**** Records ****

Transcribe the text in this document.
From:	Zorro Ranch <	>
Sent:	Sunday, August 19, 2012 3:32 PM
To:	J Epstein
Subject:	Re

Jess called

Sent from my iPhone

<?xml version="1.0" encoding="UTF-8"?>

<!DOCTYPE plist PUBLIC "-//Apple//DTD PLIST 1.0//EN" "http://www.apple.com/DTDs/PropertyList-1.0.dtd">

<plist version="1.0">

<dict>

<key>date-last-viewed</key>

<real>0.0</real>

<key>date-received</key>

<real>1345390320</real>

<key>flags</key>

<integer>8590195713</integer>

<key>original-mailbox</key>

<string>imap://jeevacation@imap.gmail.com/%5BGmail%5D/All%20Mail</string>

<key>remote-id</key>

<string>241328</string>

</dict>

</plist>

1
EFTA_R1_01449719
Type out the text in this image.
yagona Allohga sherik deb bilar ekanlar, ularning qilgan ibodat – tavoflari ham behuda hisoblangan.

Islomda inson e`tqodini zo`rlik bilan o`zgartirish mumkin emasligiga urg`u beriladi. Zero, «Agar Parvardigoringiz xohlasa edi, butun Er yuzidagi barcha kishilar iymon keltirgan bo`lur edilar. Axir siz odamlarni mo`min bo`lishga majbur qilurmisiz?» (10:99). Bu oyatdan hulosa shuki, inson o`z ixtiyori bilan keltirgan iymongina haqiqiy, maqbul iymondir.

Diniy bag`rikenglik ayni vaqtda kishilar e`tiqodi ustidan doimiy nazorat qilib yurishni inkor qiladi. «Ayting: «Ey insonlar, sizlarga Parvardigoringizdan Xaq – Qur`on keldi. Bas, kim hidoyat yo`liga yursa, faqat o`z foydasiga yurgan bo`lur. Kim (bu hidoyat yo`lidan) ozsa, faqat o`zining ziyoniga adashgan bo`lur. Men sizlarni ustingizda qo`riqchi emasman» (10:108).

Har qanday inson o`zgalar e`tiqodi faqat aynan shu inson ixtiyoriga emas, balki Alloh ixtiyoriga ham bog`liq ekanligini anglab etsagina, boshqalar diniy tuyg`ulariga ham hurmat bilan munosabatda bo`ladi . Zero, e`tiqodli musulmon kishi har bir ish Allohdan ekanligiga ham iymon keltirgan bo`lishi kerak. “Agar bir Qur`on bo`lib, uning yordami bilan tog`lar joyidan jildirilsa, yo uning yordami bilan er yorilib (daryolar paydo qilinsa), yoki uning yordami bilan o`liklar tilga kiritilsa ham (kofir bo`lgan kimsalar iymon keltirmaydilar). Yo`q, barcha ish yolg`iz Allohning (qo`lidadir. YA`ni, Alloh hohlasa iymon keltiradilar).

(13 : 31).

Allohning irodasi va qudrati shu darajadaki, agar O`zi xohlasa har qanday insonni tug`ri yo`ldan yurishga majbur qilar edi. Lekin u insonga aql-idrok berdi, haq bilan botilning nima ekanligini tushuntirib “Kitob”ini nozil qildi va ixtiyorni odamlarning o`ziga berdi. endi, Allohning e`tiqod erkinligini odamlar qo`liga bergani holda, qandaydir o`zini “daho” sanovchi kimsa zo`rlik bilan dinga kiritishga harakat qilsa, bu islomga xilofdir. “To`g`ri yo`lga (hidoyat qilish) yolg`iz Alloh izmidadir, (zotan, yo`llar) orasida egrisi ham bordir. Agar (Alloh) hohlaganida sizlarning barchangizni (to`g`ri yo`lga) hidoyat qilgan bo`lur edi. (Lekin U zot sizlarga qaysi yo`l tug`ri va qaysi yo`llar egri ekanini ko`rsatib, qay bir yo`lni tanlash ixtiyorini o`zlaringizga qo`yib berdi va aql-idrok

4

****

#### Given instruction
Retype each record exactly, leaving nothing out.

#### Exercise answer
Transcribe the text in this document.
From:	Zorro Ranch <	>
Sent:	Sunday, August 19, 2012 3:32 PM
To:	J Epstein
Subject:	Re

Jess called

Sent from my iPhone

<?xml version="1.0" encoding="UTF-8"?>

<!DOCTYPE plist PUBLIC "-//Apple//DTD PLIST 1.0//EN" "http://www.apple.com/DTDs/PropertyList-1.0.dtd">

<plist version="1.0">

<dict>

<key>date-last-viewed</key>

<real>0.0</real>

<key>date-received</key>

<real>1345390320</real>

<key>flags</key>

<integer>8590195713</integer>

<key>original-mailbox</key>

<string>imap://jeevacation@imap.gmail.com/%5BGmail%5D/All%20Mail</string>

<key>remote-id</key>

<string>241328</string>

</dict>

</plist>

1
EFTA_R1_01449719
Type out the text in this image.
yagona Allohga sherik deb bilar ekanlar, ularning qilgan ibodat – tavoflari ham behuda hisoblangan.

Islomda inson e`tqodini zo`rlik bilan o`zgartirish mumkin emasligiga urg`u beriladi. Zero, «Agar Parvardigoringiz xohlasa edi, butun Er yuzidagi barcha kishilar iymon keltirgan bo`lur edilar. Axir siz odamlarni mo`min bo`lishga majbur qilurmisiz?» (10:99). Bu oyatdan hulosa shuki, inson o`z ixtiyori bilan keltirgan iymongina haqiqiy, maqbul iymondir.

Diniy bag`rikenglik ayni vaqtda kishilar e`tiqodi ustidan doimiy nazorat qilib yurishni inkor qiladi. «Ayting: «Ey insonlar, sizlarga Parvardigoringizdan Xaq – Qur`on keldi. Bas, kim hidoyat yo`liga yursa, faqat o`z foydasiga yurgan bo`lur. Kim (bu hidoyat yo`lidan) ozsa, faqat o`zining ziyoniga adashgan bo`lur. Men sizlarni ustingizda qo`riqchi emasman» (10:108).

Har qanday inson o`zgalar e`tiqodi faqat aynan shu inson ixtiyoriga emas, balki Alloh ixtiyoriga ham bog`liq ekanligini anglab etsagina, boshqalar diniy tuyg`ulariga ham hurmat bilan munosabatda bo`ladi . Zero, e`tiqodli musulmon kishi har bir ish Allohdan ekanligiga ham iymon keltirgan bo`lishi kerak. “Agar bir Qur`on bo`lib, uning yordami bilan tog`lar joyidan jildirilsa, yo uning yordami bilan er yorilib (daryolar paydo qilinsa), yoki uning yordami bilan o`liklar tilga kiritilsa ham (kofir bo`lgan kimsalar iymon keltirmaydilar). Yo`q, barcha ish yolg`iz Allohning (qo`lidadir. YA`ni, Alloh hohlasa iymon keltiradilar).

(13 : 31).

Allohning irodasi va qudrati shu darajadaki, agar O`zi xohlasa har qanday insonni tug`ri yo`ldan yurishga majbur qilar edi. Lekin u insonga aql-idrok berdi, haq bilan botilning nima ekanligini tushuntirib “Kitob”ini nozil qildi va ixtiyorni odamlarning o`ziga berdi. endi, Allohning e`tiqod erkinligini odamlar qo`liga bergani holda, qandaydir o`zini “daho” sanovchi kimsa zo`rlik bilan dinga kiritishga harakat qilsa, bu islomga xilofdir. “To`g`ri yo`lga (hidoyat qilish) yolg`iz Alloh izmidadir, (zotan, yo`llar) orasida egrisi ham bordir. Agar (Alloh) hohlaganida sizlarning barchangizni (to`g`ri yo`lga) hidoyat qilgan bo`lur edi. (Lekin U zot sizlarga qaysi yo`l tug`ri va qaysi yo`llar egri ekanini ko`rsatib, qay bir yo`lni tanlash ixtiyorini o`zlaringizga qo`yib berdi va aql-idrok

4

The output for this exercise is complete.